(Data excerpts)
◆ ◆ ◆

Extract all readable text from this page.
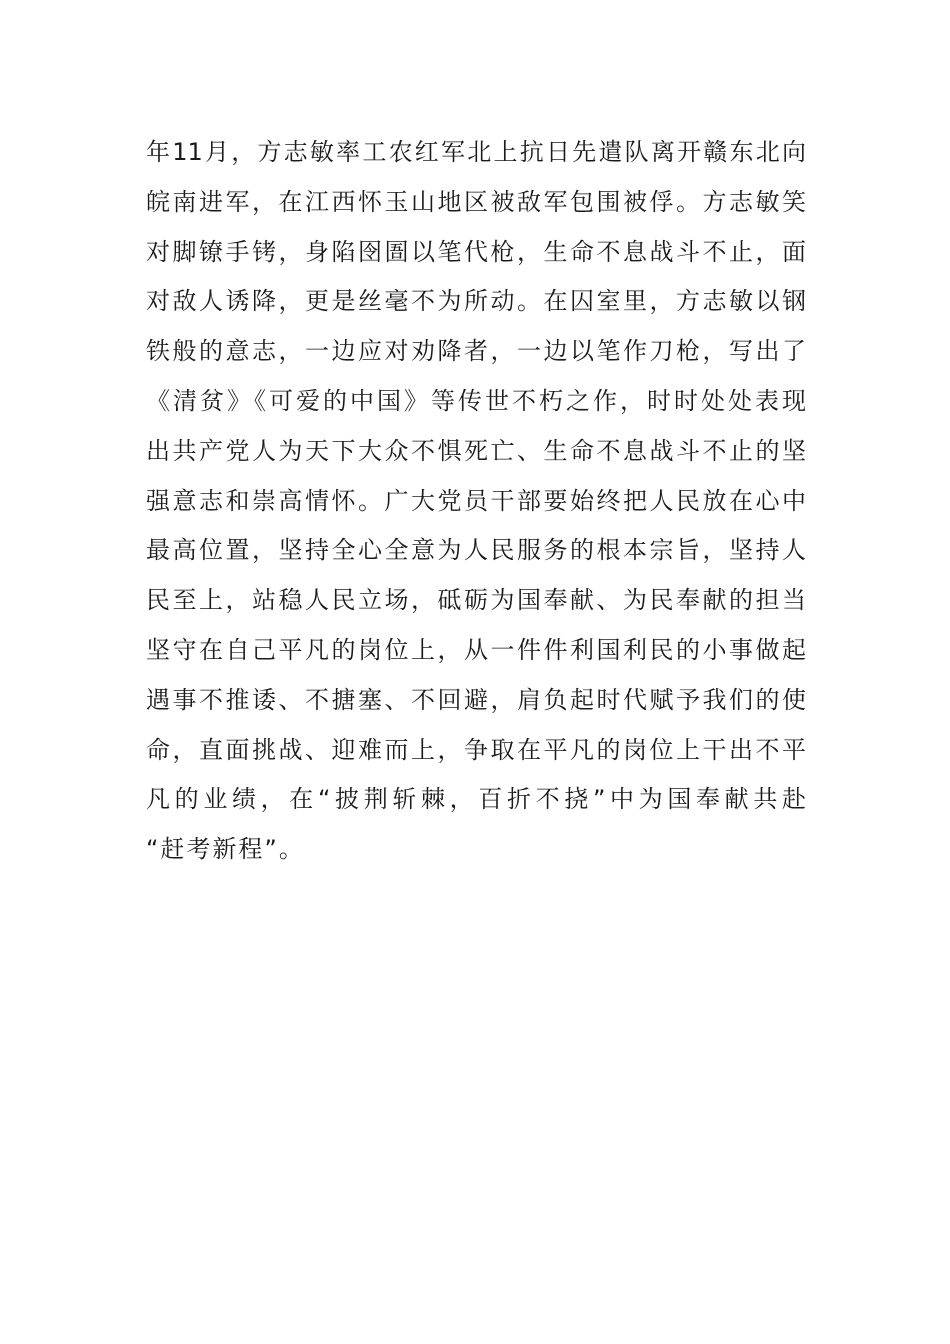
年11月，方志敏率工农红军北上抗日先遣队离开赣东北向
皖南进军，在江西怀玉山地区被敌军包围被俘。方志敏笑
对脚镣手铐，身陷囹圄以笔代枪，生命不息战斗不止，面
对敌人诱降，更是丝毫不为所动。在囚室里，方志敏以钢
铁般的意志，一边应对劝降者，一边以笔作刀枪，写出了
《清贫》《可爱的中国》等传世不朽之作，时时处处表现
出共产党人为天下大众不惧死亡、生命不息战斗不止的坚
强意志和崇高情怀。广大党员干部要始终把人民放在心中
最高位置，坚持全心全意为人民服务的根本宗旨，坚持人
民至上，站稳人民立场，砥砺为国奉献、为民奉献的担当
坚守在自己平凡的岗位上，从一件件利国利民的小事做起
遇事不推诿、不搪塞、不回避，肩负起时代赋予我们的使
命，直面挑战、迎难而上，争取在平凡的岗位上干出不平
凡的业绩，在“披荆斩棘，百折不挠”中为国奉献共赴
“赶考新程”。
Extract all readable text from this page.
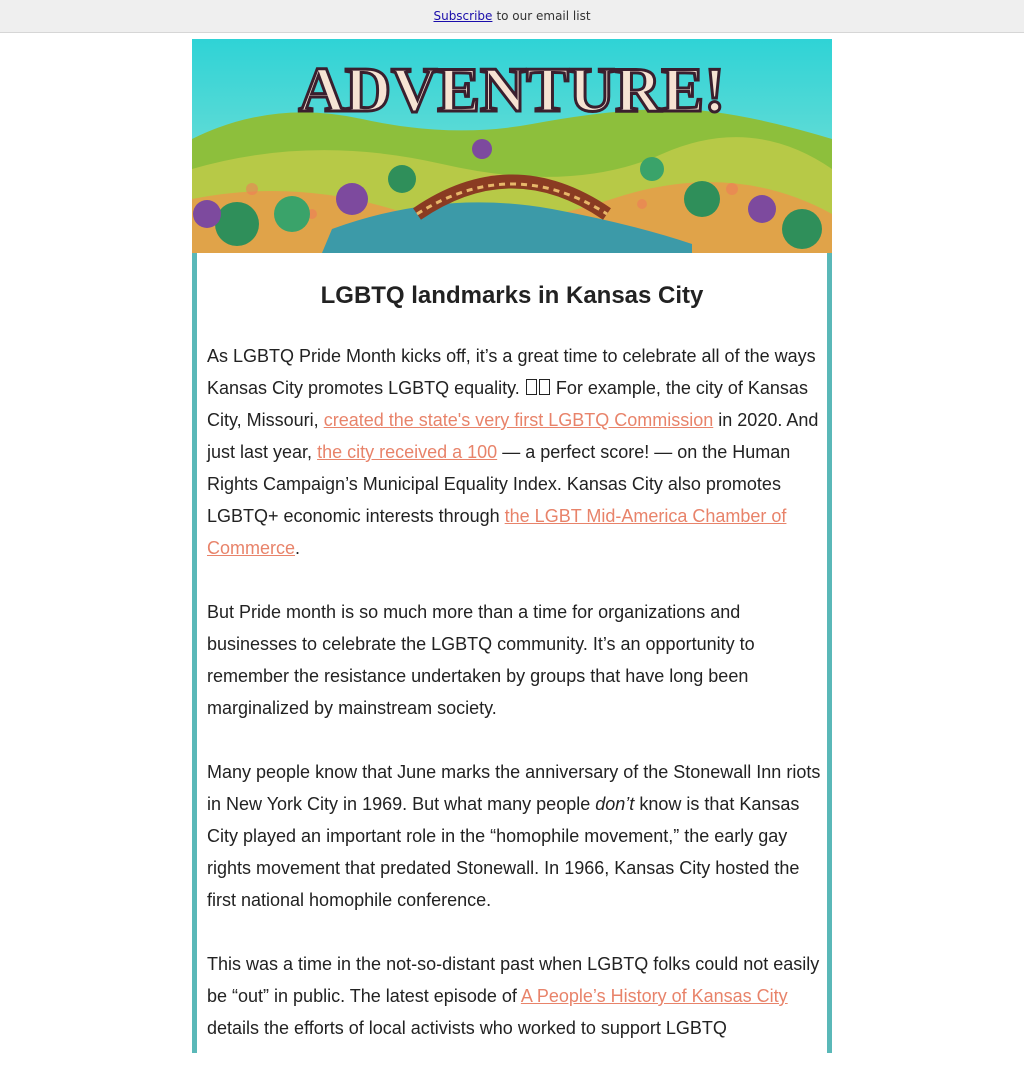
Subscribe to our email list
ADVENTURE!
LGBTQ landmarks in Kansas City

As LGBTQ Pride Month kicks off, it’s a great time to celebrate all of the ways Kansas City promotes LGBTQ equality. For example, the city of Kansas City, Missouri, created the state's very first LGBTQ Commission in 2020. And just last year, the city received a 100 — a perfect score! — on the Human Rights Campaign’s Municipal Equality Index. Kansas City also promotes LGBTQ+ economic interests through the LGBT Mid-America Chamber of Commerce.

But Pride month is so much more than a time for organizations and businesses to celebrate the LGBTQ community. It’s an opportunity to remember the resistance undertaken by groups that have long been marginalized by mainstream society.

Many people know that June marks the anniversary of the Stonewall Inn riots in New York City in 1969. But what many people don’t know is that Kansas City played an important role in the “homophile movement,” the early gay rights movement that predated Stonewall. In 1966, Kansas City hosted the first national homophile conference.

This was a time in the not-so-distant past when LGBTQ folks could not easily be “out” in public. The latest episode of A People’s History of Kansas City details the efforts of local activists who worked to support LGBTQ
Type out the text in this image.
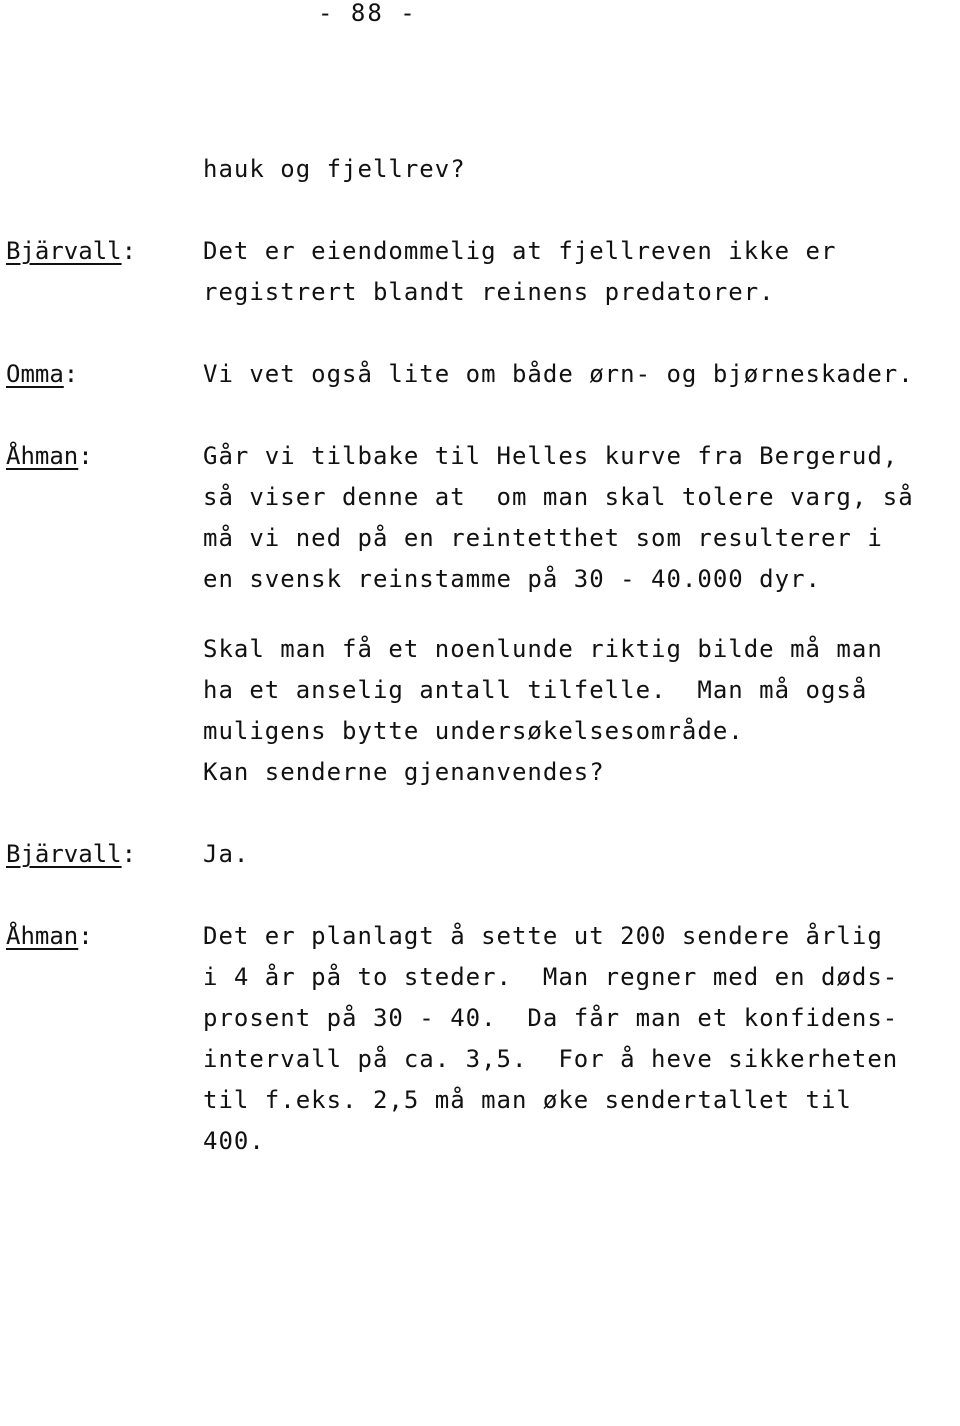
- 88 -
hauk og fjellrev?
Bjärvall:	Det er eiendommelig at fjellreven ikke er
registrert blandt reinens predatorer.
Omma:	Vi vet også lite om både ørn- og bjørneskader.
Åhman:	Går vi tilbake til Helles kurve fra Bergerud,
så viser denne at  om man skal tolere varg, så
må vi ned på en reintetthet som resulterer i
en svensk reinstamme på 30 - 40.000 dyr.
Skal man få et noenlunde riktig bilde må man
ha et anselig antall tilfelle.  Man må også
muligens bytte undersøkelsesområde.
Kan senderne gjenanvendes?
Bjärvall:	Ja.
Åhman:	Det er planlagt å sette ut 200 sendere årlig
i 4 år på to steder.  Man regner med en døds-
prosent på 30 - 40.  Da får man et konfidens-
intervall på ca. 3,5.  For å heve sikkerheten
til f.eks. 2,5 må man øke sendertallet til
400.
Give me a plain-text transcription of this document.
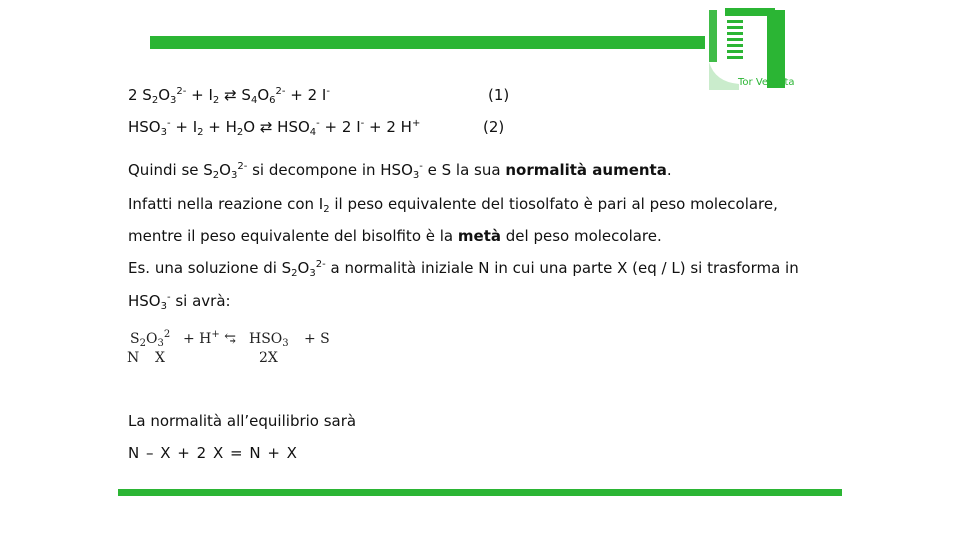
Tor Vergata
2 $S_2O_3^{2-} + I_2$ ⇄ $S_4O_6^{2-} + 2$ I-	(1)
$HSO_3^- + I_2 + H_2O$ ⇄ $HSO_4^- + 2$ I- + 2 H+	(2)
Quindi se $S_2O_3^{2-}$ si decompone in $HSO_3^-$ e S la sua normalità aumenta.
Infatti nella reazione con $I_2$ il peso equivalente del tiosolfato è pari al peso molecolare,
mentre il peso equivalente del bisolfito è la metà del peso molecolare.
Es. una soluzione di $S_2O_3^{2-}$ a normalità iniziale N in cui una parte X (eq / L) si trasforma in
$HSO_3^-$ si avrà:
$S_2O_3^2 + H^+$ ⥃ $HSO_3 + S$
N X	2X
La normalità all’equilibrio sarà
N – X + 2 X = N + X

◆ ◆ ◆

◆ **EXERCISE DESCRIPTION**: Go through the records and copy each line with "Åhman" in it.

◆ **ANSWER TO THIS PROBLEM**:
Åhman:	Går vi tilbake til Helles kurve fra Bergerud,
Åhman:	Det er planlagt å sette ut 200 sendere årlig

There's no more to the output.